• [Set problem] Using the records that follow, copy every line containing the word "this".

• [Source material]
-- begin --

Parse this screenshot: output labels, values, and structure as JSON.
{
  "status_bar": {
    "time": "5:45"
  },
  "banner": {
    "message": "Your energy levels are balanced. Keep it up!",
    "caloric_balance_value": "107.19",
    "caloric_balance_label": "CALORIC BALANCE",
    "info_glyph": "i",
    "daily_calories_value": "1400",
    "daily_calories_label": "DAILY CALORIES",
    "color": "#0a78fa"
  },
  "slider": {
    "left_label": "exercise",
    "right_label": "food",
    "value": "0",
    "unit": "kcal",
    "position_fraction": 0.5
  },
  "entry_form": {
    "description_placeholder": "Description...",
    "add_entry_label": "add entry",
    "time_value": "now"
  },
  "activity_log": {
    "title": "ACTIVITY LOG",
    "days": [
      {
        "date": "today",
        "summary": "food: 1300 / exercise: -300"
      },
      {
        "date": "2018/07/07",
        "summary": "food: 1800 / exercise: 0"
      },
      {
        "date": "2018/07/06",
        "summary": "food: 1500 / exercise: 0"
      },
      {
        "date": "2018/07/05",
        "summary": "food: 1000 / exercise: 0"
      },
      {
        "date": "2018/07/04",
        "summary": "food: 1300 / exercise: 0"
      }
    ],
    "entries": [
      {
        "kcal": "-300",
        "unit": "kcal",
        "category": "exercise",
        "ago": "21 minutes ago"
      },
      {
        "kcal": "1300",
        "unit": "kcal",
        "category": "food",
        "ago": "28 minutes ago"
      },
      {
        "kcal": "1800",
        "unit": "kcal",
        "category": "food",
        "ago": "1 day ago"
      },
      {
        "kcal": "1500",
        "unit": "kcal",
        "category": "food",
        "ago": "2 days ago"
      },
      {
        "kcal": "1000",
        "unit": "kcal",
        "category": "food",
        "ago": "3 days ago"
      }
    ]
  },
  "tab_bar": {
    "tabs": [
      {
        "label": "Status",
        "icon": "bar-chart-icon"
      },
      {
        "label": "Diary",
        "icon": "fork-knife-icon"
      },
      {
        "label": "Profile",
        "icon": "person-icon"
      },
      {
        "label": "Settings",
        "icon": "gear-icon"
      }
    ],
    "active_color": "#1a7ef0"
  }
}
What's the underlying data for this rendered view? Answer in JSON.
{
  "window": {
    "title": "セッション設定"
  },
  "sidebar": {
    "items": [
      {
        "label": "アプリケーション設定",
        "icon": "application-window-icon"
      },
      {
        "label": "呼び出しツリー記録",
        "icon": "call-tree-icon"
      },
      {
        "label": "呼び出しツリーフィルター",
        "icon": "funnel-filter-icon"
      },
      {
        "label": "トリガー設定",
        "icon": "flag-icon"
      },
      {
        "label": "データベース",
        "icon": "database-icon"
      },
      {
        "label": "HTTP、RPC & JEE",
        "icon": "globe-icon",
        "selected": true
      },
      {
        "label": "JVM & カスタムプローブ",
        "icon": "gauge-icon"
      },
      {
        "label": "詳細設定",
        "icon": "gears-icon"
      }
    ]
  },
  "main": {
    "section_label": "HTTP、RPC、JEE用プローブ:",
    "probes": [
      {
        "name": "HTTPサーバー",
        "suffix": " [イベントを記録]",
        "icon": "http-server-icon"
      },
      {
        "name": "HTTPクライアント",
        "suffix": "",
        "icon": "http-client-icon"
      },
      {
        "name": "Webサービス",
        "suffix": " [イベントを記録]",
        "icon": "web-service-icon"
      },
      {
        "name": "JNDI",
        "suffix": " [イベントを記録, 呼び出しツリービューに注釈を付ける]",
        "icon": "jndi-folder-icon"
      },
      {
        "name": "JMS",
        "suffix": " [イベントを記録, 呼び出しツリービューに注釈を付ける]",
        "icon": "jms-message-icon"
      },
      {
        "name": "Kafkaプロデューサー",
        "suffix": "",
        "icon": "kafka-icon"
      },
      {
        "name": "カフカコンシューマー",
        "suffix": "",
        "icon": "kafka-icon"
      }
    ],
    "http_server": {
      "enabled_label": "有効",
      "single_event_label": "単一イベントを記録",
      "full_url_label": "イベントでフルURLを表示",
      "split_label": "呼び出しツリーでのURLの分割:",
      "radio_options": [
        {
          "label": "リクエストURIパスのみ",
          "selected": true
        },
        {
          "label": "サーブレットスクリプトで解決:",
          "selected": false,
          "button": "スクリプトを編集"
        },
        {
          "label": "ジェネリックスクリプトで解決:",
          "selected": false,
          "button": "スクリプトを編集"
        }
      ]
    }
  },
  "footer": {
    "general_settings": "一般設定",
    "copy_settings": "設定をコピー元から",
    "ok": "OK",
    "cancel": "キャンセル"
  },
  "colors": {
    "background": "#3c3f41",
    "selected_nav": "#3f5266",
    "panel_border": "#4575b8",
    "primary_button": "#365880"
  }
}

-- end --

• [Answer below]
Parse this screenshot: output labels, values, and structure as JSON.
What's the underlying data for this rendered view? Answer in JSON.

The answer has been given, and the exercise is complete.